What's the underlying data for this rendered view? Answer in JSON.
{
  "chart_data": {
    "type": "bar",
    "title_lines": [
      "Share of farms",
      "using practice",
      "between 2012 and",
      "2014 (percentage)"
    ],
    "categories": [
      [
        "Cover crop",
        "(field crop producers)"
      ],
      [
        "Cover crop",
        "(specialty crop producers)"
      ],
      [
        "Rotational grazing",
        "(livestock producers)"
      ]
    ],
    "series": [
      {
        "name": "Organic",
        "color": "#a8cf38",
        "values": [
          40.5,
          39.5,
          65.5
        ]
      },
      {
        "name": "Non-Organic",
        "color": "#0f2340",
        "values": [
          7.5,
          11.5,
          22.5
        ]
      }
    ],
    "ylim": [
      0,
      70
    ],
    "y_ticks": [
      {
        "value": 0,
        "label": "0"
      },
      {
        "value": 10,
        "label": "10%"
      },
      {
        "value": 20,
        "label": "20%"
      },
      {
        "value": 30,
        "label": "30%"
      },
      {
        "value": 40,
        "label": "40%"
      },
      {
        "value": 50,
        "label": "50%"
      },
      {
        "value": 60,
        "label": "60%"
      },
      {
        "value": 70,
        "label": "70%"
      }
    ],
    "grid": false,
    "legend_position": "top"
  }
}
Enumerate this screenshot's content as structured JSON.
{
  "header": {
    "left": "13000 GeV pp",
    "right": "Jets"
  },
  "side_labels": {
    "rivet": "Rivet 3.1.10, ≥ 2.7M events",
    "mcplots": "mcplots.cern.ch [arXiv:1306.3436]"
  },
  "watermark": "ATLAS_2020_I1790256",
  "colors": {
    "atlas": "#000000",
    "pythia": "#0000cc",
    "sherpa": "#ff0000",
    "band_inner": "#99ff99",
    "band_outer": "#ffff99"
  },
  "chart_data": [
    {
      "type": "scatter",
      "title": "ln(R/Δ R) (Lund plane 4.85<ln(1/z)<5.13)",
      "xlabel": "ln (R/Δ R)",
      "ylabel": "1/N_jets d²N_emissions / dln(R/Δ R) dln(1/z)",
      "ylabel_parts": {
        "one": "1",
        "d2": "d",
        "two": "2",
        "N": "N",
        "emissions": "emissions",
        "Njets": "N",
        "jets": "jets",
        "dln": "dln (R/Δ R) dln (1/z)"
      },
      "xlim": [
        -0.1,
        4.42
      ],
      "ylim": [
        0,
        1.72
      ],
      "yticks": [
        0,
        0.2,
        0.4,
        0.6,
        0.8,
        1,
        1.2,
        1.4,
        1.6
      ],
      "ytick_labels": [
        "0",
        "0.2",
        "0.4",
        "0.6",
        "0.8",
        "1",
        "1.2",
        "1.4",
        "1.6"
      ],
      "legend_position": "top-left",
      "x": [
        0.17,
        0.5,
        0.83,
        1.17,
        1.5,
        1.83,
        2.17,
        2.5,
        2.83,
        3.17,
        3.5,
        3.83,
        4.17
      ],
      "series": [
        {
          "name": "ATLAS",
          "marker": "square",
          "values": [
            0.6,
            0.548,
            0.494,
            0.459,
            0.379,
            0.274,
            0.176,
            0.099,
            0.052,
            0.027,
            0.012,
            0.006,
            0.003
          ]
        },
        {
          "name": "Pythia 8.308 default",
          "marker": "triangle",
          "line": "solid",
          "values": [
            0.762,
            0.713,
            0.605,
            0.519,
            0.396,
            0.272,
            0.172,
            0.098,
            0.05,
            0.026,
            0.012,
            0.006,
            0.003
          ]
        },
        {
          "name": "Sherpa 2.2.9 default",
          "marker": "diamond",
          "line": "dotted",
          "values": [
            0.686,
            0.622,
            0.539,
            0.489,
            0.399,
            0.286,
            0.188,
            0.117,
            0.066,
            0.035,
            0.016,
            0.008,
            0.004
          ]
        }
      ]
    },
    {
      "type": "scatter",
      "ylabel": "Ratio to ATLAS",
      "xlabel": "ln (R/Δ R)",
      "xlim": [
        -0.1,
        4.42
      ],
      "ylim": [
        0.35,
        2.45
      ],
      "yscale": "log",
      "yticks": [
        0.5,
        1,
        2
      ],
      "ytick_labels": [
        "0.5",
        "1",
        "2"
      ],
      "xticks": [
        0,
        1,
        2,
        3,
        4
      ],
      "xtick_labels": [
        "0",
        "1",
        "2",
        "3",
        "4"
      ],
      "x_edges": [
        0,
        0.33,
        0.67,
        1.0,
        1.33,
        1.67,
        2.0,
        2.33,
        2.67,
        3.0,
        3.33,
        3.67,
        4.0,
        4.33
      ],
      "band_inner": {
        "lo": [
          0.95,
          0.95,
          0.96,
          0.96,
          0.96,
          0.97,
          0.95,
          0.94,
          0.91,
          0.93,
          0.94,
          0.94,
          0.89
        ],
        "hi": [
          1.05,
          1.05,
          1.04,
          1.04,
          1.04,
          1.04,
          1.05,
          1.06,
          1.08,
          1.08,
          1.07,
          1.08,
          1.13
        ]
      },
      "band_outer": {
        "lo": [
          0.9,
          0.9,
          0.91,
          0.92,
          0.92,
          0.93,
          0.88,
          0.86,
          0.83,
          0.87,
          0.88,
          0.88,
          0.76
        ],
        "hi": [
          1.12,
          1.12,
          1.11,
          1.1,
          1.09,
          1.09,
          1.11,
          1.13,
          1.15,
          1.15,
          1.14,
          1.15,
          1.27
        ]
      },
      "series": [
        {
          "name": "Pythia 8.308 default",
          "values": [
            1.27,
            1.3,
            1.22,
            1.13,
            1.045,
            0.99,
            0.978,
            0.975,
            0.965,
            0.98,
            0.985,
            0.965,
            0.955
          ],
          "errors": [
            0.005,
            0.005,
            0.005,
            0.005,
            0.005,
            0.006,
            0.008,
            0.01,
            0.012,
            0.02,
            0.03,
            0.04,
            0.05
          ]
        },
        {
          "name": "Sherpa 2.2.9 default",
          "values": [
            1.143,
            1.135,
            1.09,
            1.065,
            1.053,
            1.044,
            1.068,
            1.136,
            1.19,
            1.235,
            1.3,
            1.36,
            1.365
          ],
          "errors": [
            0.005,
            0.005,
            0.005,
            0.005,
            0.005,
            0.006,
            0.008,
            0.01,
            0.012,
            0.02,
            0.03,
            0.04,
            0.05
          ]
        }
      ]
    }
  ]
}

- - - - -

→ **Task**: Please reproduce the entire listing, exactly as shown.

→ **Response to the task**:
What's the underlying data for this rendered view? Answer in JSON.
{
  "chart_data": {
    "type": "bar",
    "title_lines": [
      "Share of farms",
      "using practice",
      "between 2012 and",
      "2014 (percentage)"
    ],
    "categories": [
      [
        "Cover crop",
        "(field crop producers)"
      ],
      [
        "Cover crop",
        "(specialty crop producers)"
      ],
      [
        "Rotational grazing",
        "(livestock producers)"
      ]
    ],
    "series": [
      {
        "name": "Organic",
        "color": "#a8cf38",
        "values": [
          40.5,
          39.5,
          65.5
        ]
      },
      {
        "name": "Non-Organic",
        "color": "#0f2340",
        "values": [
          7.5,
          11.5,
          22.5
        ]
      }
    ],
    "ylim": [
      0,
      70
    ],
    "y_ticks": [
      {
        "value": 0,
        "label": "0"
      },
      {
        "value": 10,
        "label": "10%"
      },
      {
        "value": 20,
        "label": "20%"
      },
      {
        "value": 30,
        "label": "30%"
      },
      {
        "value": 40,
        "label": "40%"
      },
      {
        "value": 50,
        "label": "50%"
      },
      {
        "value": 60,
        "label": "60%"
      },
      {
        "value": 70,
        "label": "70%"
      }
    ],
    "grid": false,
    "legend_position": "top"
  }
}
Enumerate this screenshot's content as structured JSON.
{
  "header": {
    "left": "13000 GeV pp",
    "right": "Jets"
  },
  "side_labels": {
    "rivet": "Rivet 3.1.10, ≥ 2.7M events",
    "mcplots": "mcplots.cern.ch [arXiv:1306.3436]"
  },
  "watermark": "ATLAS_2020_I1790256",
  "colors": {
    "atlas": "#000000",
    "pythia": "#0000cc",
    "sherpa": "#ff0000",
    "band_inner": "#99ff99",
    "band_outer": "#ffff99"
  },
  "chart_data": [
    {
      "type": "scatter",
      "title": "ln(R/Δ R) (Lund plane 4.85<ln(1/z)<5.13)",
      "xlabel": "ln (R/Δ R)",
      "ylabel": "1/N_jets d²N_emissions / dln(R/Δ R) dln(1/z)",
      "ylabel_parts": {
        "one": "1",
        "d2": "d",
        "two": "2",
        "N": "N",
        "emissions": "emissions",
        "Njets": "N",
        "jets": "jets",
        "dln": "dln (R/Δ R) dln (1/z)"
      },
      "xlim": [
        -0.1,
        4.42
      ],
      "ylim": [
        0,
        1.72
      ],
      "yticks": [
        0,
        0.2,
        0.4,
        0.6,
        0.8,
        1,
        1.2,
        1.4,
        1.6
      ],
      "ytick_labels": [
        "0",
        "0.2",
        "0.4",
        "0.6",
        "0.8",
        "1",
        "1.2",
        "1.4",
        "1.6"
      ],
      "legend_position": "top-left",
      "x": [
        0.17,
        0.5,
        0.83,
        1.17,
        1.5,
        1.83,
        2.17,
        2.5,
        2.83,
        3.17,
        3.5,
        3.83,
        4.17
      ],
      "series": [
        {
          "name": "ATLAS",
          "marker": "square",
          "values": [
            0.6,
            0.548,
            0.494,
            0.459,
            0.379,
            0.274,
            0.176,
            0.099,
            0.052,
            0.027,
            0.012,
            0.006,
            0.003
          ]
        },
        {
          "name": "Pythia 8.308 default",
          "marker": "triangle",
          "line": "solid",
          "values": [
            0.762,
            0.713,
            0.605,
            0.519,
            0.396,
            0.272,
            0.172,
            0.098,
            0.05,
            0.026,
            0.012,
            0.006,
            0.003
          ]
        },
        {
          "name": "Sherpa 2.2.9 default",
          "marker": "diamond",
          "line": "dotted",
          "values": [
            0.686,
            0.622,
            0.539,
            0.489,
            0.399,
            0.286,
            0.188,
            0.117,
            0.066,
            0.035,
            0.016,
            0.008,
            0.004
          ]
        }
      ]
    },
    {
      "type": "scatter",
      "ylabel": "Ratio to ATLAS",
      "xlabel": "ln (R/Δ R)",
      "xlim": [
        -0.1,
        4.42
      ],
      "ylim": [
        0.35,
        2.45
      ],
      "yscale": "log",
      "yticks": [
        0.5,
        1,
        2
      ],
      "ytick_labels": [
        "0.5",
        "1",
        "2"
      ],
      "xticks": [
        0,
        1,
        2,
        3,
        4
      ],
      "xtick_labels": [
        "0",
        "1",
        "2",
        "3",
        "4"
      ],
      "x_edges": [
        0,
        0.33,
        0.67,
        1.0,
        1.33,
        1.67,
        2.0,
        2.33,
        2.67,
        3.0,
        3.33,
        3.67,
        4.0,
        4.33
      ],
      "band_inner": {
        "lo": [
          0.95,
          0.95,
          0.96,
          0.96,
          0.96,
          0.97,
          0.95,
          0.94,
          0.91,
          0.93,
          0.94,
          0.94,
          0.89
        ],
        "hi": [
          1.05,
          1.05,
          1.04,
          1.04,
          1.04,
          1.04,
          1.05,
          1.06,
          1.08,
          1.08,
          1.07,
          1.08,
          1.13
        ]
      },
      "band_outer": {
        "lo": [
          0.9,
          0.9,
          0.91,
          0.92,
          0.92,
          0.93,
          0.88,
          0.86,
          0.83,
          0.87,
          0.88,
          0.88,
          0.76
        ],
        "hi": [
          1.12,
          1.12,
          1.11,
          1.1,
          1.09,
          1.09,
          1.11,
          1.13,
          1.15,
          1.15,
          1.14,
          1.15,
          1.27
        ]
      },
      "series": [
        {
          "name": "Pythia 8.308 default",
          "values": [
            1.27,
            1.3,
            1.22,
            1.13,
            1.045,
            0.99,
            0.978,
            0.975,
            0.965,
            0.98,
            0.985,
            0.965,
            0.955
          ],
          "errors": [
            0.005,
            0.005,
            0.005,
            0.005,
            0.005,
            0.006,
            0.008,
            0.01,
            0.012,
            0.02,
            0.03,
            0.04,
            0.05
          ]
        },
        {
          "name": "Sherpa 2.2.9 default",
          "values": [
            1.143,
            1.135,
            1.09,
            1.065,
            1.053,
            1.044,
            1.068,
            1.136,
            1.19,
            1.235,
            1.3,
            1.36,
            1.365
          ],
          "errors": [
            0.005,
            0.005,
            0.005,
            0.005,
            0.005,
            0.006,
            0.008,
            0.01,
            0.012,
            0.02,
            0.03,
            0.04,
            0.05
          ]
        }
      ]
    }
  ]
}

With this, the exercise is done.